## [Task inputs]
>> BEGIN

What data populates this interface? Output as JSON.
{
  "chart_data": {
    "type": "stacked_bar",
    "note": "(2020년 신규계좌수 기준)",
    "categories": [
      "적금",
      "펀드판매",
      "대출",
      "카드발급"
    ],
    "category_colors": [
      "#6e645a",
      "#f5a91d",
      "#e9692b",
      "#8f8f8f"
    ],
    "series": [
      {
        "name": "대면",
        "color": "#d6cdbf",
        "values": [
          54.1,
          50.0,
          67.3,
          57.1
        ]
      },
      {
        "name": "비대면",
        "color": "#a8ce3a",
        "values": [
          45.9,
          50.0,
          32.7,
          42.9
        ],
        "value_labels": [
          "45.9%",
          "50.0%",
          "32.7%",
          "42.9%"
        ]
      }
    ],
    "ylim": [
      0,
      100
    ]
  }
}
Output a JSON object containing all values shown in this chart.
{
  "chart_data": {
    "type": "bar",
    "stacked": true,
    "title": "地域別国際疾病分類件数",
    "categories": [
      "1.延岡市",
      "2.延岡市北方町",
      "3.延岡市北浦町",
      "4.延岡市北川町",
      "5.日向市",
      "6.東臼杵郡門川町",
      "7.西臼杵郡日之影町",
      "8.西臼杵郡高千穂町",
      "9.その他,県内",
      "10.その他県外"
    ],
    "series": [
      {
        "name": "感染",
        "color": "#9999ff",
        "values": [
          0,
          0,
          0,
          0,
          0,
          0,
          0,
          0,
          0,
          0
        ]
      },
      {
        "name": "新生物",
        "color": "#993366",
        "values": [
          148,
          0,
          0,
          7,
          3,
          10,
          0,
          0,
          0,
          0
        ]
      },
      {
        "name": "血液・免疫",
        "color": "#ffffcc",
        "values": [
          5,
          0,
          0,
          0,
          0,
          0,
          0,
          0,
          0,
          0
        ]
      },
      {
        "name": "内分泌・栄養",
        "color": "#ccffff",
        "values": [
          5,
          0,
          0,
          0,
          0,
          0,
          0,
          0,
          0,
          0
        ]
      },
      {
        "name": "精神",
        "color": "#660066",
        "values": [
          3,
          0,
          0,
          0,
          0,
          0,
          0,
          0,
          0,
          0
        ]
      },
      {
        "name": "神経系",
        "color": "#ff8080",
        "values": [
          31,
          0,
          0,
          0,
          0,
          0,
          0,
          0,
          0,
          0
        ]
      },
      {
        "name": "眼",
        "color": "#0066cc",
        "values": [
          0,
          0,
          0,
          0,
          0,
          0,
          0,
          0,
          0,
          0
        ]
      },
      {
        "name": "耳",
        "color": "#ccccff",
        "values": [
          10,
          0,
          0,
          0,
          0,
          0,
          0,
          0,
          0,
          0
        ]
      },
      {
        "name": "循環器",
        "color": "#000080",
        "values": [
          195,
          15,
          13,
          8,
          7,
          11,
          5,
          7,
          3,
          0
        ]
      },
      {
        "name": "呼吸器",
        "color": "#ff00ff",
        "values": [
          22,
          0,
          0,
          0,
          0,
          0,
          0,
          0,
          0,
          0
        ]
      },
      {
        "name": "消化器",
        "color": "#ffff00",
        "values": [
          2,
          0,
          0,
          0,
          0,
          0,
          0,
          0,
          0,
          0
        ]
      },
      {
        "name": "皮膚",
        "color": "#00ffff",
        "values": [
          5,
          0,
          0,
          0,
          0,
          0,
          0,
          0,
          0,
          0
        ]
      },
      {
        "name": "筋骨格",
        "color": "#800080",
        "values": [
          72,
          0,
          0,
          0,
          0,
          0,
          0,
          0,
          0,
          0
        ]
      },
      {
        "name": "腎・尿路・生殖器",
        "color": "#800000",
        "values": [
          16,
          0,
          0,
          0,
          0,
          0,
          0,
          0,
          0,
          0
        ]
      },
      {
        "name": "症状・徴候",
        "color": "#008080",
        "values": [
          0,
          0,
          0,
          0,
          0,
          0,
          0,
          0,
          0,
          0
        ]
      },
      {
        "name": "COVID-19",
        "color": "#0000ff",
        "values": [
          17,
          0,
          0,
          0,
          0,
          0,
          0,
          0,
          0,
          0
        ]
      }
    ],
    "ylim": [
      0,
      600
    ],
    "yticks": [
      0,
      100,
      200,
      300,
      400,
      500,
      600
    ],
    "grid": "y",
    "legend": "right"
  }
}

>> END

Repeat the lines above exactly.

What data populates this interface? Output as JSON.
{
  "chart_data": {
    "type": "stacked_bar",
    "note": "(2020년 신규계좌수 기준)",
    "categories": [
      "적금",
      "펀드판매",
      "대출",
      "카드발급"
    ],
    "category_colors": [
      "#6e645a",
      "#f5a91d",
      "#e9692b",
      "#8f8f8f"
    ],
    "series": [
      {
        "name": "대면",
        "color": "#d6cdbf",
        "values": [
          54.1,
          50.0,
          67.3,
          57.1
        ]
      },
      {
        "name": "비대면",
        "color": "#a8ce3a",
        "values": [
          45.9,
          50.0,
          32.7,
          42.9
        ],
        "value_labels": [
          "45.9%",
          "50.0%",
          "32.7%",
          "42.9%"
        ]
      }
    ],
    "ylim": [
      0,
      100
    ]
  }
}
Output a JSON object containing all values shown in this chart.
{
  "chart_data": {
    "type": "bar",
    "stacked": true,
    "title": "地域別国際疾病分類件数",
    "categories": [
      "1.延岡市",
      "2.延岡市北方町",
      "3.延岡市北浦町",
      "4.延岡市北川町",
      "5.日向市",
      "6.東臼杵郡門川町",
      "7.西臼杵郡日之影町",
      "8.西臼杵郡高千穂町",
      "9.その他,県内",
      "10.その他県外"
    ],
    "series": [
      {
        "name": "感染",
        "color": "#9999ff",
        "values": [
          0,
          0,
          0,
          0,
          0,
          0,
          0,
          0,
          0,
          0
        ]
      },
      {
        "name": "新生物",
        "color": "#993366",
        "values": [
          148,
          0,
          0,
          7,
          3,
          10,
          0,
          0,
          0,
          0
        ]
      },
      {
        "name": "血液・免疫",
        "color": "#ffffcc",
        "values": [
          5,
          0,
          0,
          0,
          0,
          0,
          0,
          0,
          0,
          0
        ]
      },
      {
        "name": "内分泌・栄養",
        "color": "#ccffff",
        "values": [
          5,
          0,
          0,
          0,
          0,
          0,
          0,
          0,
          0,
          0
        ]
      },
      {
        "name": "精神",
        "color": "#660066",
        "values": [
          3,
          0,
          0,
          0,
          0,
          0,
          0,
          0,
          0,
          0
        ]
      },
      {
        "name": "神経系",
        "color": "#ff8080",
        "values": [
          31,
          0,
          0,
          0,
          0,
          0,
          0,
          0,
          0,
          0
        ]
      },
      {
        "name": "眼",
        "color": "#0066cc",
        "values": [
          0,
          0,
          0,
          0,
          0,
          0,
          0,
          0,
          0,
          0
        ]
      },
      {
        "name": "耳",
        "color": "#ccccff",
        "values": [
          10,
          0,
          0,
          0,
          0,
          0,
          0,
          0,
          0,
          0
        ]
      },
      {
        "name": "循環器",
        "color": "#000080",
        "values": [
          195,
          15,
          13,
          8,
          7,
          11,
          5,
          7,
          3,
          0
        ]
      },
      {
        "name": "呼吸器",
        "color": "#ff00ff",
        "values": [
          22,
          0,
          0,
          0,
          0,
          0,
          0,
          0,
          0,
          0
        ]
      },
      {
        "name": "消化器",
        "color": "#ffff00",
        "values": [
          2,
          0,
          0,
          0,
          0,
          0,
          0,
          0,
          0,
          0
        ]
      },
      {
        "name": "皮膚",
        "color": "#00ffff",
        "values": [
          5,
          0,
          0,
          0,
          0,
          0,
          0,
          0,
          0,
          0
        ]
      },
      {
        "name": "筋骨格",
        "color": "#800080",
        "values": [
          72,
          0,
          0,
          0,
          0,
          0,
          0,
          0,
          0,
          0
        ]
      },
      {
        "name": "腎・尿路・生殖器",
        "color": "#800000",
        "values": [
          16,
          0,
          0,
          0,
          0,
          0,
          0,
          0,
          0,
          0
        ]
      },
      {
        "name": "症状・徴候",
        "color": "#008080",
        "values": [
          0,
          0,
          0,
          0,
          0,
          0,
          0,
          0,
          0,
          0
        ]
      },
      {
        "name": "COVID-19",
        "color": "#0000ff",
        "values": [
          17,
          0,
          0,
          0,
          0,
          0,
          0,
          0,
          0,
          0
        ]
      }
    ],
    "ylim": [
      0,
      600
    ],
    "yticks": [
      0,
      100,
      200,
      300,
      400,
      500,
      600
    ],
    "grid": "y",
    "legend": "right"
  }
}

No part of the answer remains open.